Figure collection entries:
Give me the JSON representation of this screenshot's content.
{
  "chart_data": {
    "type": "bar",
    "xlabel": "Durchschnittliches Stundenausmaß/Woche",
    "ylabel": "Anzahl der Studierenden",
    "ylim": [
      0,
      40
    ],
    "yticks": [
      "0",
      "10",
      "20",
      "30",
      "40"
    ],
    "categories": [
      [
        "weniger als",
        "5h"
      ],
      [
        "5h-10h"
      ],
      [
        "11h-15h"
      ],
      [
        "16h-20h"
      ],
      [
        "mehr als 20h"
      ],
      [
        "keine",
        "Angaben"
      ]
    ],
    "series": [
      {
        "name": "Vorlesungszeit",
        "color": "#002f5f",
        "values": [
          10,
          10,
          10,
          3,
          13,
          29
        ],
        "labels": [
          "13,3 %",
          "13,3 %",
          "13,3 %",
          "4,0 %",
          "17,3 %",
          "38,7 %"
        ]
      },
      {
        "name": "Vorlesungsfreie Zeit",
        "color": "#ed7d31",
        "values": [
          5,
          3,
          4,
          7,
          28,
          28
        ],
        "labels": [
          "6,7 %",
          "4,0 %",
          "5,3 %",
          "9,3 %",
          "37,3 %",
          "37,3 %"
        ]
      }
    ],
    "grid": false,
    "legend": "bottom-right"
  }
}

STATED TASK: Write the listing out again, exactly as shown above.

RESPONSE TO THIS TASK:
Give me the JSON representation of this screenshot's content.
{
  "chart_data": {
    "type": "bar",
    "xlabel": "Durchschnittliches Stundenausmaß/Woche",
    "ylabel": "Anzahl der Studierenden",
    "ylim": [
      0,
      40
    ],
    "yticks": [
      "0",
      "10",
      "20",
      "30",
      "40"
    ],
    "categories": [
      [
        "weniger als",
        "5h"
      ],
      [
        "5h-10h"
      ],
      [
        "11h-15h"
      ],
      [
        "16h-20h"
      ],
      [
        "mehr als 20h"
      ],
      [
        "keine",
        "Angaben"
      ]
    ],
    "series": [
      {
        "name": "Vorlesungszeit",
        "color": "#002f5f",
        "values": [
          10,
          10,
          10,
          3,
          13,
          29
        ],
        "labels": [
          "13,3 %",
          "13,3 %",
          "13,3 %",
          "4,0 %",
          "17,3 %",
          "38,7 %"
        ]
      },
      {
        "name": "Vorlesungsfreie Zeit",
        "color": "#ed7d31",
        "values": [
          5,
          3,
          4,
          7,
          28,
          28
        ],
        "labels": [
          "6,7 %",
          "4,0 %",
          "5,3 %",
          "9,3 %",
          "37,3 %",
          "37,3 %"
        ]
      }
    ],
    "grid": false,
    "legend": "bottom-right"
  }
}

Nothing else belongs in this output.